What you need to do ▸
Collect from the data below each line with "content".

──────── Supplied material

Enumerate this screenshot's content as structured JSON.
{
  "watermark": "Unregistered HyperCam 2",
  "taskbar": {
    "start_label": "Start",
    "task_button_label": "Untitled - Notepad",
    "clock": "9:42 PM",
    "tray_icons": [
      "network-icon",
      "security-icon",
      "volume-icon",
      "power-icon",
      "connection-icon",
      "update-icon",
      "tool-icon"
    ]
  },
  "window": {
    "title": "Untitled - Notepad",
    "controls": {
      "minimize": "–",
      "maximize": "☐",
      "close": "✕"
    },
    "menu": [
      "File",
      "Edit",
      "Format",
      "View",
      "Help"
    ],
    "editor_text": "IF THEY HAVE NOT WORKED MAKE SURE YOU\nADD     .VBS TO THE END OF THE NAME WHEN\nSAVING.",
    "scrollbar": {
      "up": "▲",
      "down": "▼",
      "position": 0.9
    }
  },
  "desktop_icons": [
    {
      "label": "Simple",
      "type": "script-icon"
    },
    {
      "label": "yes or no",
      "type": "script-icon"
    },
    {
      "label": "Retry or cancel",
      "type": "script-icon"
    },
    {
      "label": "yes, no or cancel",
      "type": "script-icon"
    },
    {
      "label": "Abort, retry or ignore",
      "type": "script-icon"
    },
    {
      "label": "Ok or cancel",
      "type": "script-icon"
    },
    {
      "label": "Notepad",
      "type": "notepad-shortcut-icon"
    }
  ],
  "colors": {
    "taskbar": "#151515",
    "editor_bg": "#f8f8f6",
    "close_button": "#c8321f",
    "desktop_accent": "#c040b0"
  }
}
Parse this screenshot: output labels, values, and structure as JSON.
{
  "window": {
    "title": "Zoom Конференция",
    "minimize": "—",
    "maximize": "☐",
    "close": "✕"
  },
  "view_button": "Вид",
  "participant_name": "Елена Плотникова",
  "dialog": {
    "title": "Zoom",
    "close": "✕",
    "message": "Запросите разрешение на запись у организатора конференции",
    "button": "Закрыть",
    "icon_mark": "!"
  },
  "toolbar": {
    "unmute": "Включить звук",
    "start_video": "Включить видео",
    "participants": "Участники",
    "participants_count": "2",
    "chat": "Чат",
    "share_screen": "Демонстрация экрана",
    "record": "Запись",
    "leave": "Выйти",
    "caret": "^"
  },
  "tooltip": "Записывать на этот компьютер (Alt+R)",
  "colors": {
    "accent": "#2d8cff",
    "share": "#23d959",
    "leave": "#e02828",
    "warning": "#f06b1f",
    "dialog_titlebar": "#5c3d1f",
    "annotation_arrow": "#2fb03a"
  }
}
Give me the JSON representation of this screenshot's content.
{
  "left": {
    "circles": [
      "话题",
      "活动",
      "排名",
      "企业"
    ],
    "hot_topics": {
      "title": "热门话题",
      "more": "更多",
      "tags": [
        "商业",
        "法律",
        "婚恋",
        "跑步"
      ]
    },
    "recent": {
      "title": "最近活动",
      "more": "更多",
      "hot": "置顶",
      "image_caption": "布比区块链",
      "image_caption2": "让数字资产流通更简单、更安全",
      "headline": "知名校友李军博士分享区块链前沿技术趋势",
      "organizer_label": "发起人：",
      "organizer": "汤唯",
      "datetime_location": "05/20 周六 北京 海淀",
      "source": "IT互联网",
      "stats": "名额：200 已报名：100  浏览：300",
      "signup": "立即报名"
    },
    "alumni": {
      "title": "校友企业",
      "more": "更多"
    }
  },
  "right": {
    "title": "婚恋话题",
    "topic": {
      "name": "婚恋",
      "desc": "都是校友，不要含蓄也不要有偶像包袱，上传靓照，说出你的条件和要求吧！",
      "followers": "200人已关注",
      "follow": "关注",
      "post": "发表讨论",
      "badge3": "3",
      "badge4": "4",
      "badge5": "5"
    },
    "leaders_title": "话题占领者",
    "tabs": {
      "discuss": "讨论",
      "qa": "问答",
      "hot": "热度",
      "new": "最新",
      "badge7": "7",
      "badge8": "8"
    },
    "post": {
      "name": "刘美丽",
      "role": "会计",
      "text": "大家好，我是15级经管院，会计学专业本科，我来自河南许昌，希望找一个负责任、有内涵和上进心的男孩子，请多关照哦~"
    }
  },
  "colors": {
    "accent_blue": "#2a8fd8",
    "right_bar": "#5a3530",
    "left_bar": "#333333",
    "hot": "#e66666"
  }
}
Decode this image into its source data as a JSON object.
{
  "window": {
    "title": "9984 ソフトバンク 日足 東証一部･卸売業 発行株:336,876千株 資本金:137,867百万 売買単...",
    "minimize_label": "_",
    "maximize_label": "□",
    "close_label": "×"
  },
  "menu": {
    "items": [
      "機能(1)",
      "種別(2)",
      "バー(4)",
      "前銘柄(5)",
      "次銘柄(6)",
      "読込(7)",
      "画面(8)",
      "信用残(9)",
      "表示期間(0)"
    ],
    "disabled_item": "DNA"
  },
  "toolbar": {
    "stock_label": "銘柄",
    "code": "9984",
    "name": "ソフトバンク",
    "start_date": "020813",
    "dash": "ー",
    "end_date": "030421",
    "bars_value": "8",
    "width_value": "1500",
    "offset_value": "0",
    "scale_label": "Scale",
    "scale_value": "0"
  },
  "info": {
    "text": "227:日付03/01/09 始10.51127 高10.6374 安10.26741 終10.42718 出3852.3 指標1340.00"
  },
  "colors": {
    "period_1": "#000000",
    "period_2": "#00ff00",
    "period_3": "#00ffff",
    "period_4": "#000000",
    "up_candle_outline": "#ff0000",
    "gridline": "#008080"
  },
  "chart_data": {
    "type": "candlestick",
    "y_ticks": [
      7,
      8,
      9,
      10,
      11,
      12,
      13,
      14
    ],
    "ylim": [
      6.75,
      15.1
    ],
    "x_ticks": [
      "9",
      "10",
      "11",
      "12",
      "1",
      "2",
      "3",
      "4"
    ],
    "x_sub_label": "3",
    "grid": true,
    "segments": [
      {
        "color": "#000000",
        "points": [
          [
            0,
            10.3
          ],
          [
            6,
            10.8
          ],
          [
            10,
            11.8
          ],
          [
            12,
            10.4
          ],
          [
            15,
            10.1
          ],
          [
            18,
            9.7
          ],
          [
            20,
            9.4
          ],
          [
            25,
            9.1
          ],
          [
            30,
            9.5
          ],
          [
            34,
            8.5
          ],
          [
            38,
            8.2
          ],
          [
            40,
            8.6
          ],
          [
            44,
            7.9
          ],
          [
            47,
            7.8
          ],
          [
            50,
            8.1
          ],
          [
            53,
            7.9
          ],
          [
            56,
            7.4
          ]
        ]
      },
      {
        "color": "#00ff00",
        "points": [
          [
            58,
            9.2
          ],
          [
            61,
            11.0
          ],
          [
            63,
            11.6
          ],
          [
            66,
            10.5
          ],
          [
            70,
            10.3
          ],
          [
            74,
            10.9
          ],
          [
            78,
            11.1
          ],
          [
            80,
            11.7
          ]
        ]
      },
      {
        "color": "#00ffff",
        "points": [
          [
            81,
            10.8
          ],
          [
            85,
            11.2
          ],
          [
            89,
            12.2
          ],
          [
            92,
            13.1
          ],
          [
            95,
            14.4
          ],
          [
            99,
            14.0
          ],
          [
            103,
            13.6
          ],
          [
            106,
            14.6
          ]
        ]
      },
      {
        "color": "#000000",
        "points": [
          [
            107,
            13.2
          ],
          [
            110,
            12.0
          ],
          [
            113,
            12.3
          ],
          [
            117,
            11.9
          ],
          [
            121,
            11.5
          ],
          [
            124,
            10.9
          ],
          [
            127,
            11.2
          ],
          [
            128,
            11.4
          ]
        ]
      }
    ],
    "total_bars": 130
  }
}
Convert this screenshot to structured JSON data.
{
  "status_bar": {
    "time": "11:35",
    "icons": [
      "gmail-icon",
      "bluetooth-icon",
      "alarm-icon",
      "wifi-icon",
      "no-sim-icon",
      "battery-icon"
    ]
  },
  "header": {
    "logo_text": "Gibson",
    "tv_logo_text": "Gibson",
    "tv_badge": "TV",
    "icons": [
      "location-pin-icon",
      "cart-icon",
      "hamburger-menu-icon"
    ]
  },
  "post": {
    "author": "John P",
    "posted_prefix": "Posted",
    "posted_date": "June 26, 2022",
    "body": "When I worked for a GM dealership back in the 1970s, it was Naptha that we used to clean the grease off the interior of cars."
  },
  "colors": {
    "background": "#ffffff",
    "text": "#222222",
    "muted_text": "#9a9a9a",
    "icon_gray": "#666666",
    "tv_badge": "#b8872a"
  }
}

────────────────

Answer to this problem ▸
Enumerate this screenshot's content as structured JSON.
Give me the JSON representation of this screenshot's content.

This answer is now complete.